[START OF READING PASSAGE]

- Type: Cruiser tank
- Place of origin: United Kingdom

Service history
- In service: 1942–1945
- Used by: United Kingdom, Free France
- Wars: Second World War

Production history
- Designer: Nuffield Mechanization & Aero Limited
- Designed: 1941
- Manufacturer: Nuffield Mechanization & Aero Limited
- Produced: 1942
- No. built: 500

Specifications
- Mass: 27 long tons (27 tonnes)
- Length: 20 ft 10 in (6.35 m)
- Width: 9 ft 6 in (2.90 m)
- Height: 8 ft (2.44 m)
- Crew: 5 (Commander, gunner, loader, driver, co-driver)
- Armour: 20–76 mm (0.79–2.99 in)
- Main armament: QF 6 pounder, 64 rounds
- Secondary armament: 2 x 7.92 mm Besa machine gun, 4,950 rounds
- Engine: Nuffield Liberty petrol 410 horsepower (310 kW)
- Power/weight: 14.9 hp (11.2 kW) / tonne
- Suspension: Improved Christie
- Operational range: 165 miles (266 km)
- Maximum speed: 24 mph (39 km/h) off-road 14 mph (23 km/h)

= Cavalier tank =

British WWII cruiser tank

The Tank, Cruiser, Mk VII Cavalier (A24) was an interim design of British cruiser tank during the Second World War.

It was derived as a follow on from the Nuffield's A15 Crusader tank as it was expected to enter production in 1942. A parallel effort under Leyland Motors and Birmingham Railway Carriage and Wagon Company to the same specification resulted in the A27 Cromwell and Centaur tanks which was accepted for service in preference to the Cavalier.

== Development ==

===Early development===

Development of the Cavalier initially started as development of the Cromwell tank. In mid-1940, the British were considering which tank should follow on from the new cruiser tanks then being developed. A specification was drawn up by the Directorate of Tanks and Transport which included the 57 mm QF 6 pounder gun. This led to General Staff specification A23 for a cruiser version of the A22 Churchill tank from Vauxhall, and A24 from Nuffield Mechanization & Aero Limited based upon their Crusader tank design. Birmingham Railway Carriage and Wagon Company (BRC&W) also submitted a design based on the Crusader.

The Nuffield design used an uprated -410 hp- Liberty engine which was expected to give a top speed of 24 mph. Armour would be from 63 to 70 mm at the front, and the 6 pounder gun would be in a turret on a 60 in turret ring.

[END OF READING PASSAGE]

-- EXERCISE INSTRUCTIONS --
1. From the Cavalier tank article, repeat word for word the passage from "- Main armament: QF" to "mph (23 km/h)".
2. How many Cavalier tanks does the Cavalier tank article say were built?

[START OF DATA LISTING]

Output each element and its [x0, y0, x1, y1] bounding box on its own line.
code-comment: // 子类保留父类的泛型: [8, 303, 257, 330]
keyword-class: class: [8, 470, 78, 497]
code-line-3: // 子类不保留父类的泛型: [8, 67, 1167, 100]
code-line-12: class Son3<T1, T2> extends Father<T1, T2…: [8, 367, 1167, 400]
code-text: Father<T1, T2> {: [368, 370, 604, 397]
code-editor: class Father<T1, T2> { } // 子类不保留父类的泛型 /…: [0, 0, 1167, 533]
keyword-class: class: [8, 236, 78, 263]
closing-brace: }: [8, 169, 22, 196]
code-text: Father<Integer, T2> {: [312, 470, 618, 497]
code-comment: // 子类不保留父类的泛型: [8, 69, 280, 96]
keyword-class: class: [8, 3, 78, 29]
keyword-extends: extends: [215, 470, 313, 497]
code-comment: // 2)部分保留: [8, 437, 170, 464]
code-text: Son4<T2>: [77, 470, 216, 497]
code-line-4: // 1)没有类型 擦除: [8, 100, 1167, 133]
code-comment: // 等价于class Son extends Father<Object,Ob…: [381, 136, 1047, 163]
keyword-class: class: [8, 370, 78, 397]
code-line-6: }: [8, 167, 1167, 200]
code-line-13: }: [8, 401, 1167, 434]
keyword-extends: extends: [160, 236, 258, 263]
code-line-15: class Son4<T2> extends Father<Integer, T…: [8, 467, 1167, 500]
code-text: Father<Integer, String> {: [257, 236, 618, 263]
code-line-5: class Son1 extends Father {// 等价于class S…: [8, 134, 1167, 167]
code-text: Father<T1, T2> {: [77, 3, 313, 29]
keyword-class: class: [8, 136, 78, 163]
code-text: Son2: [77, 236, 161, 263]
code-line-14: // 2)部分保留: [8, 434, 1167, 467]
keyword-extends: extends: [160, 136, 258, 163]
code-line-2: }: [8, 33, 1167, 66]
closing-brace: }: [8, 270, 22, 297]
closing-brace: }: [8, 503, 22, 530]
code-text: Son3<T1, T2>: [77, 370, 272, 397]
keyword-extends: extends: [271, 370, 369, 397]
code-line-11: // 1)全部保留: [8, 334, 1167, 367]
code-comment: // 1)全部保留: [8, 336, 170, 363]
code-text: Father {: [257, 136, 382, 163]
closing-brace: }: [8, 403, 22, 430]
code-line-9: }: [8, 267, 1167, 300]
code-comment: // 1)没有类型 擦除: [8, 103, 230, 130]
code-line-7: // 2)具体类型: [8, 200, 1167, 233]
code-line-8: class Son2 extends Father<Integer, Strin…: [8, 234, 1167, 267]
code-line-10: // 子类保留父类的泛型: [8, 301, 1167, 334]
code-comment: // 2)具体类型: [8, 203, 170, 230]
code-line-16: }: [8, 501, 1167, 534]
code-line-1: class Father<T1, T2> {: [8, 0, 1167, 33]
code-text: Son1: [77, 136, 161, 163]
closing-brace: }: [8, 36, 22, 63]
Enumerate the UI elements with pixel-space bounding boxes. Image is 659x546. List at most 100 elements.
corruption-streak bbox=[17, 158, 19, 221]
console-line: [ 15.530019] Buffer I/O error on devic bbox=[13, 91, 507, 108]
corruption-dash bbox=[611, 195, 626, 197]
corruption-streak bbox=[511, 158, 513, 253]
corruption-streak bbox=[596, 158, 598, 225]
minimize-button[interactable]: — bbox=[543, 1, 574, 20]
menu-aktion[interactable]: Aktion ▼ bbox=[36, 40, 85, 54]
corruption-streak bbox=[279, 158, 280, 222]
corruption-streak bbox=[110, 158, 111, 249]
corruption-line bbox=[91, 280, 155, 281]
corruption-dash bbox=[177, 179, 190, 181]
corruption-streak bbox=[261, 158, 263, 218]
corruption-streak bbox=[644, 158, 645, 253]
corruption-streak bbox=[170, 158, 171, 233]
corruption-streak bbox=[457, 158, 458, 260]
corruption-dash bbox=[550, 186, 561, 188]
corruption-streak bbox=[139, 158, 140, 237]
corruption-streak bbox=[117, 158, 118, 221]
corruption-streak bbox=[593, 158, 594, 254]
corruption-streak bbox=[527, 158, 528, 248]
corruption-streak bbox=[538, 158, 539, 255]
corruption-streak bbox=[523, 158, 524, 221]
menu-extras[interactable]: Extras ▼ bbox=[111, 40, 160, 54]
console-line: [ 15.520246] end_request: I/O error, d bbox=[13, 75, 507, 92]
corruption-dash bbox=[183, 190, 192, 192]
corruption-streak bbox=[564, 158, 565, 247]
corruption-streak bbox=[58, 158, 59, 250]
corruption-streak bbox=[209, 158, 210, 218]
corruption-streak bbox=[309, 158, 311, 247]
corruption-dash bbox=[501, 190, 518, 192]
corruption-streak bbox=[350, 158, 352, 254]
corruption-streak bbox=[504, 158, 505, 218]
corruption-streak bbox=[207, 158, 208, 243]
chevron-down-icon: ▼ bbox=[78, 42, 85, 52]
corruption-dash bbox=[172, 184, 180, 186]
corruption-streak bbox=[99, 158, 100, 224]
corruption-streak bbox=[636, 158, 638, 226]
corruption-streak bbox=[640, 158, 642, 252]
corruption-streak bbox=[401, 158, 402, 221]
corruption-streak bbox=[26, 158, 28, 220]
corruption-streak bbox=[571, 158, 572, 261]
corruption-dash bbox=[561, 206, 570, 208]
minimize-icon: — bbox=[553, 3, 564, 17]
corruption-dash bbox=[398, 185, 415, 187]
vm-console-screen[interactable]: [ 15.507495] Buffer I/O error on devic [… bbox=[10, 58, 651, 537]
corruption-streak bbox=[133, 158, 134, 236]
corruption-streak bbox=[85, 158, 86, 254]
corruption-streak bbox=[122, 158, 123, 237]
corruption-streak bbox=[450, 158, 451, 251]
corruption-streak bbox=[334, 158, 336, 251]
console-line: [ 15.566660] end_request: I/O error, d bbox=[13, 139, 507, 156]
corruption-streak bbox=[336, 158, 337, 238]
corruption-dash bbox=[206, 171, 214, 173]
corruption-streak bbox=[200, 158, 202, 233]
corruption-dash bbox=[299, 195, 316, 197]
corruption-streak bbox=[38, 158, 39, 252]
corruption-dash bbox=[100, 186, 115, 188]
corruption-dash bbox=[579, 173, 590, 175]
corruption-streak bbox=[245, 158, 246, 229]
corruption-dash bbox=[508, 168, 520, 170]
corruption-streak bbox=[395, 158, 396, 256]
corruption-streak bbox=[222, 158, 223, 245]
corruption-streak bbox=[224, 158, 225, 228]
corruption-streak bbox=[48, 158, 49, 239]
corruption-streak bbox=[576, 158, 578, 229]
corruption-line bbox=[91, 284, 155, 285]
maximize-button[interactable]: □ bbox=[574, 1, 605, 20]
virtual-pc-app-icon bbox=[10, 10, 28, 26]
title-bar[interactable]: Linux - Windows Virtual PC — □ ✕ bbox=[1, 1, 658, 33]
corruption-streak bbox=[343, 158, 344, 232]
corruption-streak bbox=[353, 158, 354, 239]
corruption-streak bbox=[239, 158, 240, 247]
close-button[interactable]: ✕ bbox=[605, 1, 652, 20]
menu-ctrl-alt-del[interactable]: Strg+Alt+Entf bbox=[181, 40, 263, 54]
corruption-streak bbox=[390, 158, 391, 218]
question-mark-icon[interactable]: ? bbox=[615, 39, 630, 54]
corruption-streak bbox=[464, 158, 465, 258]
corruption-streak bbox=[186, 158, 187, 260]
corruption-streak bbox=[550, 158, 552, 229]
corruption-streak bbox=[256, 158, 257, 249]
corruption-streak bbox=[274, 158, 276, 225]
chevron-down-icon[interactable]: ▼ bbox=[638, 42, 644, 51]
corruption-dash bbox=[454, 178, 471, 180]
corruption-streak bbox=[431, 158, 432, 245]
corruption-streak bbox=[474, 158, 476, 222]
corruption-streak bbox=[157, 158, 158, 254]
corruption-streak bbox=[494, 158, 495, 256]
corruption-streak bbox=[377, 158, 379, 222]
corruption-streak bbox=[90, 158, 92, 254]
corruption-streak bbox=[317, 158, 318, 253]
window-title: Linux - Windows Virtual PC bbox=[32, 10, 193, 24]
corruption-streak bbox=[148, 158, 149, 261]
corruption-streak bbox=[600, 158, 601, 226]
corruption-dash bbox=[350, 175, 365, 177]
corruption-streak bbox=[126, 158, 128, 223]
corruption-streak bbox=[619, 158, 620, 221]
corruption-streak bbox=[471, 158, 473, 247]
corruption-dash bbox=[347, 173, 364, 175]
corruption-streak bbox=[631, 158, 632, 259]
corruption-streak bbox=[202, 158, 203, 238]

[END OF DATA LISTING]

-- ANSWERS TO THE EXERCISE --
1.
- Main armament: QF 6 pounder, 64 rounds
- Secondary armament: 2 x 7.92 mm Besa machine gun, 4,950 rounds
- Engine: Nuffield Liberty petrol 410 horsepower (310 kW)
- Power/weight: 14.9 hp (11.2 kW) / tonne
- Suspension: Improved Christie
- Operational range: 165 miles (266 km)
- Maximum speed: 24 mph (39 km/h) off-road 14 mph (23 km/h)

2. 500